• Brief: Find and copy each line of the records where the string "Médecin" shows up.

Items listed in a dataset
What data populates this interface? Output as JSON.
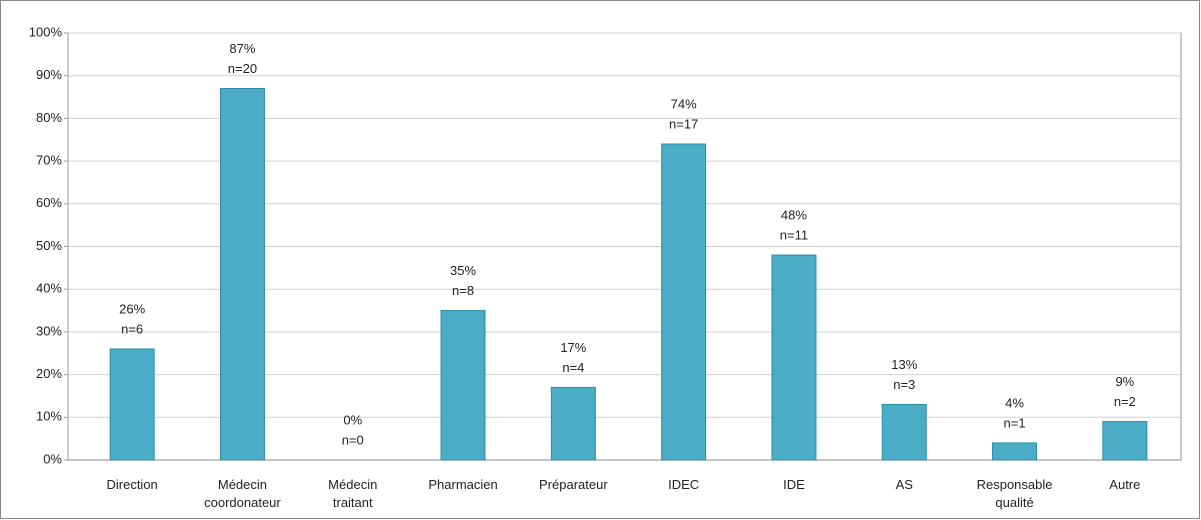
{
  "chart_data": {
    "type": "bar",
    "categories": [
      "Direction",
      "Médecin coordonateur",
      "Médecin traitant",
      "Pharmacien",
      "Préparateur",
      "IDEC",
      "IDE",
      "AS",
      "Responsable qualité",
      "Autre"
    ],
    "values": [
      26,
      87,
      0,
      35,
      17,
      74,
      48,
      13,
      4,
      9
    ],
    "value_labels": [
      "26%",
      "87%",
      "0%",
      "35%",
      "17%",
      "74%",
      "48%",
      "13%",
      "4%",
      "9%"
    ],
    "count_labels": [
      "n=6",
      "n=20",
      "n=0",
      "n=8",
      "n=4",
      "n=17",
      "n=11",
      "n=3",
      "n=1",
      "n=2"
    ],
    "color": "#4bacc6",
    "ylim": [
      0,
      100
    ],
    "yticks": [
      {
        "value": 0,
        "label": "0%"
      },
      {
        "value": 10,
        "label": "10%"
      },
      {
        "value": 20,
        "label": "20%"
      },
      {
        "value": 30,
        "label": "30%"
      },
      {
        "value": 40,
        "label": "40%"
      },
      {
        "value": 50,
        "label": "50%"
      },
      {
        "value": 60,
        "label": "60%"
      },
      {
        "value": 70,
        "label": "70%"
      },
      {
        "value": 80,
        "label": "80%"
      },
      {
        "value": 90,
        "label": "90%"
      },
      {
        "value": 100,
        "label": "100%"
      }
    ],
    "grid": true
  }
}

• Written response:
      "Médecin coordonateur",
      "Médecin traitant",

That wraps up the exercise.